> [Stated task] Copy each line exactly. Drop every picture.

> [Exercise data]
** Begin **
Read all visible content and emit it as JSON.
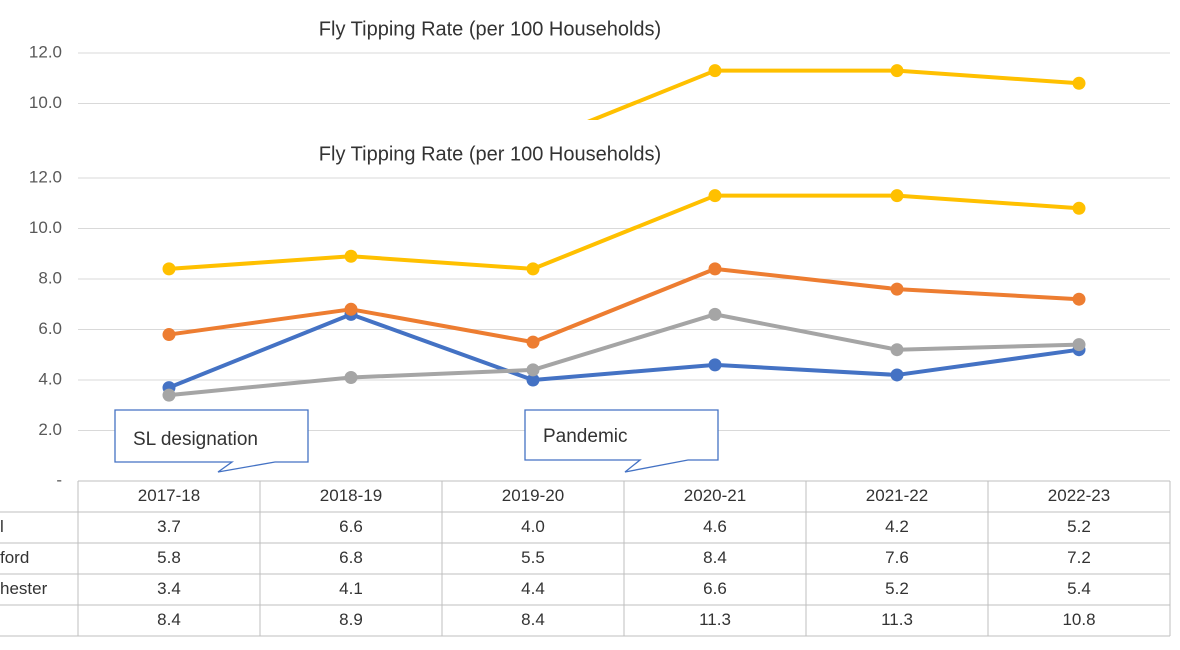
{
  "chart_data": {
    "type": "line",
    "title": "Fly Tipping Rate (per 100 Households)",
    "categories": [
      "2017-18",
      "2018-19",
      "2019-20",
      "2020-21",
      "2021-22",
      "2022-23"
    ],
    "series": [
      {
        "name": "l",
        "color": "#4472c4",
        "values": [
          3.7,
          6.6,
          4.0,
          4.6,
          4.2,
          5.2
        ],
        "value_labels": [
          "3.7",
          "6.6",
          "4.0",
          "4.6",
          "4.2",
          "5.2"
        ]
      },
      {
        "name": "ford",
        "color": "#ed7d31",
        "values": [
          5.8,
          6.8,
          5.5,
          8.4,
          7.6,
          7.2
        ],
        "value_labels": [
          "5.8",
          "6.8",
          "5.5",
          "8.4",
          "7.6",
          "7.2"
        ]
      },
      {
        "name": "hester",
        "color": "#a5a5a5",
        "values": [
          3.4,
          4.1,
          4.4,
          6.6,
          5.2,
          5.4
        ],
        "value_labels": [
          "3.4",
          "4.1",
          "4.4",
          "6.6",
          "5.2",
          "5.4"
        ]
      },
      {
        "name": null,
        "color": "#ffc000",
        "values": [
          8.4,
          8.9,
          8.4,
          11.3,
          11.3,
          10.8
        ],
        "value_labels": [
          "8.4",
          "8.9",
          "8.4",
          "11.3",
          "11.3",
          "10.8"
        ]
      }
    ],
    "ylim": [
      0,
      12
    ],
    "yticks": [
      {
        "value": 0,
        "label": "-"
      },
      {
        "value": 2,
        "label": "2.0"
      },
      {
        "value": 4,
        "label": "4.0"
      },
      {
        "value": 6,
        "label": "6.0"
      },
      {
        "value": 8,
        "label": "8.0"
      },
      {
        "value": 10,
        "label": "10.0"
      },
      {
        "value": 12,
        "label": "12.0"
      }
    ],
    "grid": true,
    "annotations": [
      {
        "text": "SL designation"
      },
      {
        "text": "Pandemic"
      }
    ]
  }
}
** End **
> [Reply to the exercise]
Read all visible content and emit it as JSON.
{
  "chart_data": {
    "type": "line",
    "title": "Fly Tipping Rate (per 100 Households)",
    "categories": [
      "2017-18",
      "2018-19",
      "2019-20",
      "2020-21",
      "2021-22",
      "2022-23"
    ],
    "series": [
      {
        "name": "l",
        "color": "#4472c4",
        "values": [
          3.7,
          6.6,
          4.0,
          4.6,
          4.2,
          5.2
        ],
        "value_labels": [
          "3.7",
          "6.6",
          "4.0",
          "4.6",
          "4.2",
          "5.2"
        ]
      },
      {
        "name": "ford",
        "color": "#ed7d31",
        "values": [
          5.8,
          6.8,
          5.5,
          8.4,
          7.6,
          7.2
        ],
        "value_labels": [
          "5.8",
          "6.8",
          "5.5",
          "8.4",
          "7.6",
          "7.2"
        ]
      },
      {
        "name": "hester",
        "color": "#a5a5a5",
        "values": [
          3.4,
          4.1,
          4.4,
          6.6,
          5.2,
          5.4
        ],
        "value_labels": [
          "3.4",
          "4.1",
          "4.4",
          "6.6",
          "5.2",
          "5.4"
        ]
      },
      {
        "name": null,
        "color": "#ffc000",
        "values": [
          8.4,
          8.9,
          8.4,
          11.3,
          11.3,
          10.8
        ],
        "value_labels": [
          "8.4",
          "8.9",
          "8.4",
          "11.3",
          "11.3",
          "10.8"
        ]
      }
    ],
    "ylim": [
      0,
      12
    ],
    "yticks": [
      {
        "value": 0,
        "label": "-"
      },
      {
        "value": 2,
        "label": "2.0"
      },
      {
        "value": 4,
        "label": "4.0"
      },
      {
        "value": 6,
        "label": "6.0"
      },
      {
        "value": 8,
        "label": "8.0"
      },
      {
        "value": 10,
        "label": "10.0"
      },
      {
        "value": 12,
        "label": "12.0"
      }
    ],
    "grid": true,
    "annotations": [
      {
        "text": "SL designation"
      },
      {
        "text": "Pandemic"
      }
    ]
  }
}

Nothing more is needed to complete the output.